<<<<
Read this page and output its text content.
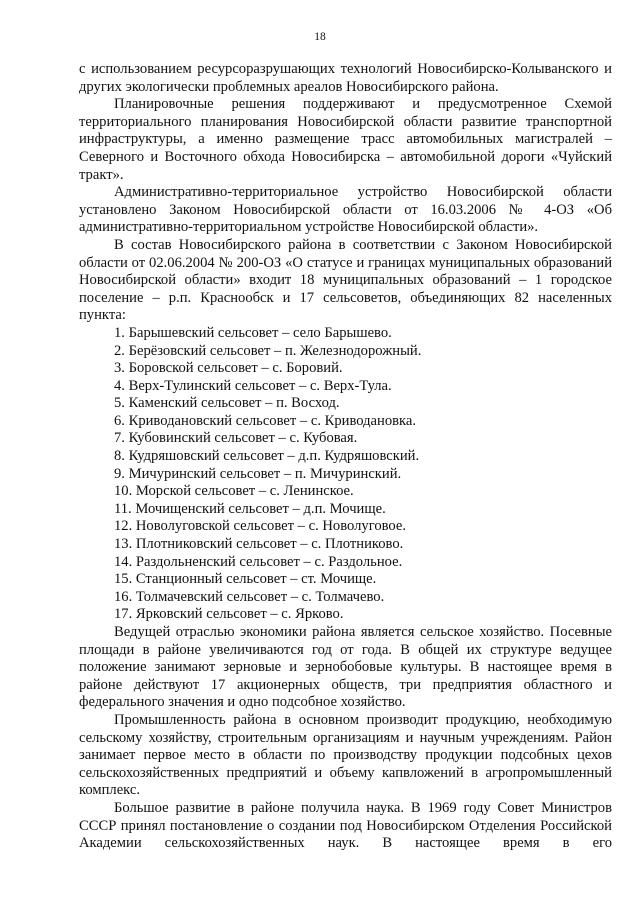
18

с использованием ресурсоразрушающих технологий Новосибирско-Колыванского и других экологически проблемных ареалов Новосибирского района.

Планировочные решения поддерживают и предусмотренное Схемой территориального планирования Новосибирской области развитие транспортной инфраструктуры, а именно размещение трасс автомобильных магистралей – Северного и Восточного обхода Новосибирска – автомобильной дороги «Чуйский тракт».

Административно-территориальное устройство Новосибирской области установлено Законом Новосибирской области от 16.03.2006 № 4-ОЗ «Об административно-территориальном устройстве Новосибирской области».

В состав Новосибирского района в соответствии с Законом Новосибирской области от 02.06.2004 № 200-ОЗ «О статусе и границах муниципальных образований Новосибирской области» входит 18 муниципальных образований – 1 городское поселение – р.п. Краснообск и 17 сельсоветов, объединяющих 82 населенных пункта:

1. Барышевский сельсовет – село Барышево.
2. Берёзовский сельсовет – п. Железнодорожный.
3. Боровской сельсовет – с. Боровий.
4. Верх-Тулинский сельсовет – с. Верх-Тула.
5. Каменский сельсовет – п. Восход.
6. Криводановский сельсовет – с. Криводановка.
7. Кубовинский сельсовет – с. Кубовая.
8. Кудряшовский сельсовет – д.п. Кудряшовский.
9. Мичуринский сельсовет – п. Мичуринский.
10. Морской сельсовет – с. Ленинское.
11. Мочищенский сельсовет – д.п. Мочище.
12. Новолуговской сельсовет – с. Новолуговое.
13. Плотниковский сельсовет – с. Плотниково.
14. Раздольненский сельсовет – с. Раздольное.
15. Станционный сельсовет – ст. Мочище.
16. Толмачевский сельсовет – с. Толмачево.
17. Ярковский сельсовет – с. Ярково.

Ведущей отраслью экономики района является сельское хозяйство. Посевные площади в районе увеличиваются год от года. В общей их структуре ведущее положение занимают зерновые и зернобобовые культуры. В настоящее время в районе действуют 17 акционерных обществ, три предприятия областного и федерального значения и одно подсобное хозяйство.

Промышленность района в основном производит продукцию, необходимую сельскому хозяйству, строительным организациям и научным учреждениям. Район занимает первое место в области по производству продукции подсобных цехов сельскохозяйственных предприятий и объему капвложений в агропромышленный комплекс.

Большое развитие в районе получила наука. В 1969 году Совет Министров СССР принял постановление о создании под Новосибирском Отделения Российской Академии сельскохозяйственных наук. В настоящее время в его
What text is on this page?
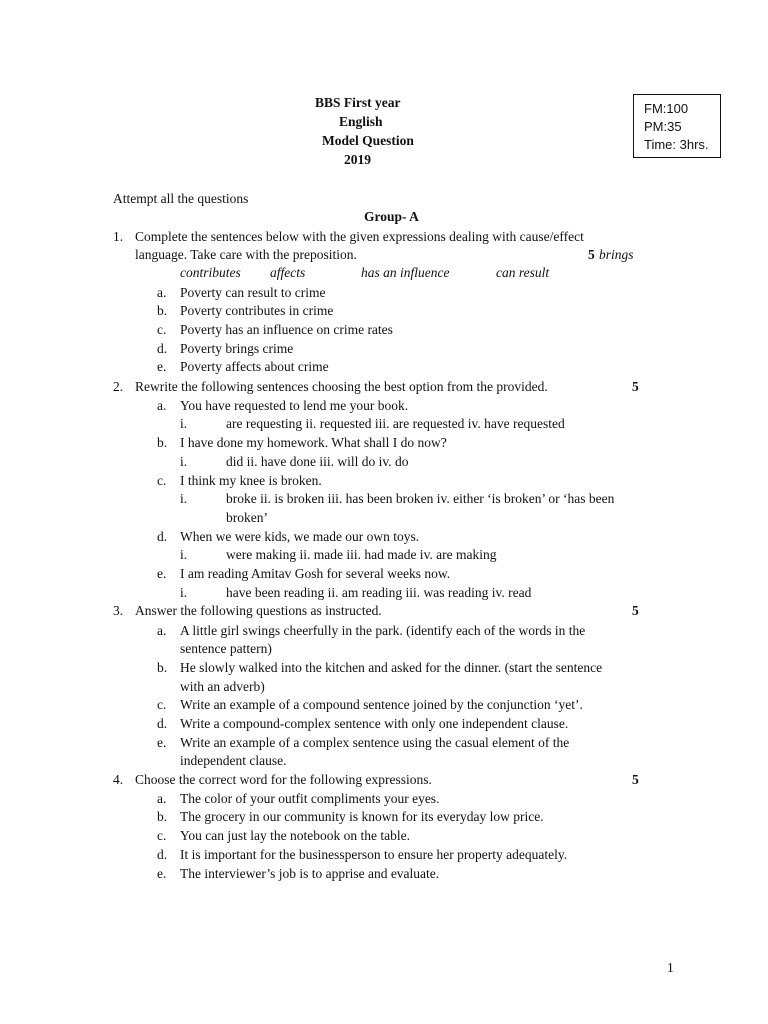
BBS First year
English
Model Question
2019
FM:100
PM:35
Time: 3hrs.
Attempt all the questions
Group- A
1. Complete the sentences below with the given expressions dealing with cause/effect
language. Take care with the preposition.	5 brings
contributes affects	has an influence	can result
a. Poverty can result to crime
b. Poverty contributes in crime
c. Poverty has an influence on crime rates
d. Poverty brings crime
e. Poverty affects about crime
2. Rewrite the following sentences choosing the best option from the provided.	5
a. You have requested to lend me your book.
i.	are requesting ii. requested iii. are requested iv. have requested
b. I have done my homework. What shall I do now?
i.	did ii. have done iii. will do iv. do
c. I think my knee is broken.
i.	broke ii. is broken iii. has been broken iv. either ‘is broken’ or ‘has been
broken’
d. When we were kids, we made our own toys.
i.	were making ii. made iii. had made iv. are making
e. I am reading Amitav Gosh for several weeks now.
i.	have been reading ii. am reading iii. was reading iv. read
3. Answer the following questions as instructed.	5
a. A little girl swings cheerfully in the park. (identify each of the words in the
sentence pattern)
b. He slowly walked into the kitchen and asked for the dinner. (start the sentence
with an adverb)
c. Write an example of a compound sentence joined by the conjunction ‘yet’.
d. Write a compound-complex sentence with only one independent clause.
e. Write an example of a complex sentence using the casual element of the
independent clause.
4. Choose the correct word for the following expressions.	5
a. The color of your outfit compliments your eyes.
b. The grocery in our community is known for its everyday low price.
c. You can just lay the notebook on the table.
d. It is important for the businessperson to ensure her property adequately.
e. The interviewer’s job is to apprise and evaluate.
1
>>>>
TASK DESCRIPTION: Copy, from the material, each line that holds the string "been".

COMPLETE RESPONSE:
i.	broke ii. is broken iii. has been broken iv. either ‘is broken’ or ‘has been
i.	have been reading ii. am reading iii. was reading iv. read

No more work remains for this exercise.